start

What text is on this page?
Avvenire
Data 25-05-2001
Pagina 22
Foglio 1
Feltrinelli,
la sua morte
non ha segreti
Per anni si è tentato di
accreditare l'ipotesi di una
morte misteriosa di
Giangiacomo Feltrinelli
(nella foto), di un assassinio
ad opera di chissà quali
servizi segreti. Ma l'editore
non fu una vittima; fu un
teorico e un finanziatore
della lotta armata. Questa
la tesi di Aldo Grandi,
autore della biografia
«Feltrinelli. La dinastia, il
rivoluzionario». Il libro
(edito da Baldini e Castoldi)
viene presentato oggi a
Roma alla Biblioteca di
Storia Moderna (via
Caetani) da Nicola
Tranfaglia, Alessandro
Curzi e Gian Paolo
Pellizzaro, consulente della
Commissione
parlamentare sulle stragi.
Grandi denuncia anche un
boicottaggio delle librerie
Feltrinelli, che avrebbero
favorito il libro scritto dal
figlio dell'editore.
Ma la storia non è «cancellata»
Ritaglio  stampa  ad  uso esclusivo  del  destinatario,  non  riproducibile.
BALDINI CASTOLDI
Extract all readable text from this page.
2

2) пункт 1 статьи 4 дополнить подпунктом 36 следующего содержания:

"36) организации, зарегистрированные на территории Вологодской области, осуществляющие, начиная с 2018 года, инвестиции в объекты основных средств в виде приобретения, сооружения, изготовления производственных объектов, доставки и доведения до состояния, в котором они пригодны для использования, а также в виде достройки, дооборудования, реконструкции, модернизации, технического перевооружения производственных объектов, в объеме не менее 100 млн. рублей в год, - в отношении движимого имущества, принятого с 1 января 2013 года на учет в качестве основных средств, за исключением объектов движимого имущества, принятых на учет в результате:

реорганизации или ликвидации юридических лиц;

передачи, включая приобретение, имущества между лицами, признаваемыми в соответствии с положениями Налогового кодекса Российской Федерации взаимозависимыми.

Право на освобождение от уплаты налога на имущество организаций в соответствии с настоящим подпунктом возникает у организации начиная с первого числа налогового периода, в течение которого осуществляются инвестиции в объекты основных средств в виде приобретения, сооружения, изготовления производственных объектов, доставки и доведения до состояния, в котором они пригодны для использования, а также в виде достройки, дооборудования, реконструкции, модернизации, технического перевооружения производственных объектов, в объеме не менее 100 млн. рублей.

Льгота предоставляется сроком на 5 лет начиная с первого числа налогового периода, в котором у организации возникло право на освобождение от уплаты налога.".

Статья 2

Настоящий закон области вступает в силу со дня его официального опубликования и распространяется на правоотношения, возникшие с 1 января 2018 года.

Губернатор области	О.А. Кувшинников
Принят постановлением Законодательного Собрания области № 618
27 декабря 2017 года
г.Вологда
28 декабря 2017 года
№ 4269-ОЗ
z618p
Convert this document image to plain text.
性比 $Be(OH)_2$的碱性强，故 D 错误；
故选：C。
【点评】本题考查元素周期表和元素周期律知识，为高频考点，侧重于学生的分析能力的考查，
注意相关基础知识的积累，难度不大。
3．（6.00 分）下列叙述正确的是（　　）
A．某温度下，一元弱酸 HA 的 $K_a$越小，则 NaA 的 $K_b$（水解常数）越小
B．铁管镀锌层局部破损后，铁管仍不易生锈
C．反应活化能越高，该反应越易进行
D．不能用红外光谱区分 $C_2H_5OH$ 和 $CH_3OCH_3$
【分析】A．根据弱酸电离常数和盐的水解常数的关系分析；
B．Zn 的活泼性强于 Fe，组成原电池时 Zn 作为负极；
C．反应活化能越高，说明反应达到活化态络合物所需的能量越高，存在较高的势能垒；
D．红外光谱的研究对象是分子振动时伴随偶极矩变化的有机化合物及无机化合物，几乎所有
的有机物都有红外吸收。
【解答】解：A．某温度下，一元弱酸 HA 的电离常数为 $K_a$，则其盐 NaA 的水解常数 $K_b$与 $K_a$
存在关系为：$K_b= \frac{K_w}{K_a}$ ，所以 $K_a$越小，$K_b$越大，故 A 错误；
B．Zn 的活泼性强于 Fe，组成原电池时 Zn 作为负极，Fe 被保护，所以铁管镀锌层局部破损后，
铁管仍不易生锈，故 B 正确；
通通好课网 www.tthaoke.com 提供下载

end

• What to do:
Check each line of the records above for "пригодны", and copy those that have it.

• The reply:
"36) организации, зарегистрированные на территории Вологодской области, осуществляющие, начиная с 2018 года, инвестиции в объекты основных средств в виде приобретения, сооружения, изготовления производственных объектов, доставки и доведения до состояния, в котором они пригодны для использования, а также в виде достройки, дооборудования, реконструкции, модернизации, технического перевооружения производственных объектов, в объеме не менее 100 млн. рублей в год, - в отношении движимого имущества, принятого с 1 января 2013 года на учет в качестве основных средств, за исключением объектов движимого имущества, принятых на учет в результате:
Право на освобождение от уплаты налога на имущество организаций в соответствии с настоящим подпунктом возникает у организации начиная с первого числа налогового периода, в течение которого осуществляются инвестиции в объекты основных средств в виде приобретения, сооружения, изготовления производственных объектов, доставки и доведения до состояния, в котором они пригодны для использования, а также в виде достройки, дооборудования, реконструкции, модернизации, технического перевооружения производственных объектов, в объеме не менее 100 млн. рублей.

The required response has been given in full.